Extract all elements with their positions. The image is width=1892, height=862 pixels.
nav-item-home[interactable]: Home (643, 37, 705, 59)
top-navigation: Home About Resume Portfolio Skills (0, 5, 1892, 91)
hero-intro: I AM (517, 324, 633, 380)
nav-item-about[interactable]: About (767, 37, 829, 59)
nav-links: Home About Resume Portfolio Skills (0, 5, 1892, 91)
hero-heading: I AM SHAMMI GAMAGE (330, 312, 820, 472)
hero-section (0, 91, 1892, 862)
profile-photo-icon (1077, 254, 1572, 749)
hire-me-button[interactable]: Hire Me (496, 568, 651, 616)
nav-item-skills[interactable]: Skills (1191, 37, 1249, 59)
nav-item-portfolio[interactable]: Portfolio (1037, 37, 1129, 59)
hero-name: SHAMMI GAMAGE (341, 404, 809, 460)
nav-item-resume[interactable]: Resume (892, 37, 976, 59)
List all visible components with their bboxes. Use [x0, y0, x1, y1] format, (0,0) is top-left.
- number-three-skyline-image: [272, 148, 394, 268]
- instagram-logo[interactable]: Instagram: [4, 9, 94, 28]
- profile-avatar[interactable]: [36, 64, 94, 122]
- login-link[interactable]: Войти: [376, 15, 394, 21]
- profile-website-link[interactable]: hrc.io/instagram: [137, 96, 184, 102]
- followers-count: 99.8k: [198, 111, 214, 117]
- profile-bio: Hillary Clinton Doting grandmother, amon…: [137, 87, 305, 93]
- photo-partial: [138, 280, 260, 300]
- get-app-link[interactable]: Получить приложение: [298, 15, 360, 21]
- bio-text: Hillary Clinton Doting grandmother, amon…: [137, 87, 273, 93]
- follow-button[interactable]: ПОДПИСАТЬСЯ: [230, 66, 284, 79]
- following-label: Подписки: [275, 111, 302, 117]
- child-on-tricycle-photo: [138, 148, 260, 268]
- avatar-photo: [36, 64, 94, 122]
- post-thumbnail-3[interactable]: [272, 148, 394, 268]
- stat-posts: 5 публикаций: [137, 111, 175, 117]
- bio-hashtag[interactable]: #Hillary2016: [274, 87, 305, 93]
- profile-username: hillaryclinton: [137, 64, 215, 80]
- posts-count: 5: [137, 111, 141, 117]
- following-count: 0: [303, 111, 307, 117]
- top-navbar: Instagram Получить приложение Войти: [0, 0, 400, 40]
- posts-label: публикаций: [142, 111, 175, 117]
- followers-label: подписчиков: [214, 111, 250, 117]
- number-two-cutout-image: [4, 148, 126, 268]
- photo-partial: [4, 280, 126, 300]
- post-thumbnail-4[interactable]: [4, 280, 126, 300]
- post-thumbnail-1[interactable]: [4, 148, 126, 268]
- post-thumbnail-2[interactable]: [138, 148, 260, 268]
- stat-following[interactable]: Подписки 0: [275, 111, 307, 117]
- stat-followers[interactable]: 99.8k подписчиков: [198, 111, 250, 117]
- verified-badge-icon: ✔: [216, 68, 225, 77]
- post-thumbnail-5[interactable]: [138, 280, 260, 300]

_ _ _ _ _ _ _

PROBLEM DESCRIPTION → Rewrite all the items above, changing each "photo-partial" to "photo-cropped" and leaving everything else as it is.

EXERCISE OUTPUT →
Extract all elements with their positions. The image is width=1892, height=862 pixels.
nav-item-home[interactable]: Home (643, 37, 705, 59)
top-navigation: Home About Resume Portfolio Skills (0, 5, 1892, 91)
hero-intro: I AM (517, 324, 633, 380)
nav-item-about[interactable]: About (767, 37, 829, 59)
nav-links: Home About Resume Portfolio Skills (0, 5, 1892, 91)
hero-heading: I AM SHAMMI GAMAGE (330, 312, 820, 472)
hero-section (0, 91, 1892, 862)
profile-photo-icon (1077, 254, 1572, 749)
hire-me-button[interactable]: Hire Me (496, 568, 651, 616)
nav-item-skills[interactable]: Skills (1191, 37, 1249, 59)
nav-item-portfolio[interactable]: Portfolio (1037, 37, 1129, 59)
hero-name: SHAMMI GAMAGE (341, 404, 809, 460)
nav-item-resume[interactable]: Resume (892, 37, 976, 59)
List all visible components with their bboxes. Use [x0, y0, x1, y1] format, (0,0) is top-left.
- number-three-skyline-image: [272, 148, 394, 268]
- instagram-logo[interactable]: Instagram: [4, 9, 94, 28]
- profile-avatar[interactable]: [36, 64, 94, 122]
- login-link[interactable]: Войти: [376, 15, 394, 21]
- profile-website-link[interactable]: hrc.io/instagram: [137, 96, 184, 102]
- followers-count: 99.8k: [198, 111, 214, 117]
- profile-bio: Hillary Clinton Doting grandmother, amon…: [137, 87, 305, 93]
- photo-cropped: [138, 280, 260, 300]
- get-app-link[interactable]: Получить приложение: [298, 15, 360, 21]
- bio-text: Hillary Clinton Doting grandmother, amon…: [137, 87, 273, 93]
- follow-button[interactable]: ПОДПИСАТЬСЯ: [230, 66, 284, 79]
- following-label: Подписки: [275, 111, 302, 117]
- child-on-tricycle-photo: [138, 148, 260, 268]
- avatar-photo: [36, 64, 94, 122]
- post-thumbnail-3[interactable]: [272, 148, 394, 268]
- stat-posts: 5 публикаций: [137, 111, 175, 117]
- bio-hashtag[interactable]: #Hillary2016: [274, 87, 305, 93]
- profile-username: hillaryclinton: [137, 64, 215, 80]
- posts-count: 5: [137, 111, 141, 117]
- following-count: 0: [303, 111, 307, 117]
- top-navbar: Instagram Получить приложение Войти: [0, 0, 400, 40]
- posts-label: публикаций: [142, 111, 175, 117]
- followers-label: подписчиков: [214, 111, 250, 117]
- number-two-cutout-image: [4, 148, 126, 268]
- photo-cropped: [4, 280, 126, 300]
- post-thumbnail-4[interactable]: [4, 280, 126, 300]
- post-thumbnail-1[interactable]: [4, 148, 126, 268]
- post-thumbnail-2[interactable]: [138, 148, 260, 268]
- stat-following[interactable]: Подписки 0: [275, 111, 307, 117]
- stat-followers[interactable]: 99.8k подписчиков: [198, 111, 250, 117]
- verified-badge-icon: ✔: [216, 68, 225, 77]
- post-thumbnail-5[interactable]: [138, 280, 260, 300]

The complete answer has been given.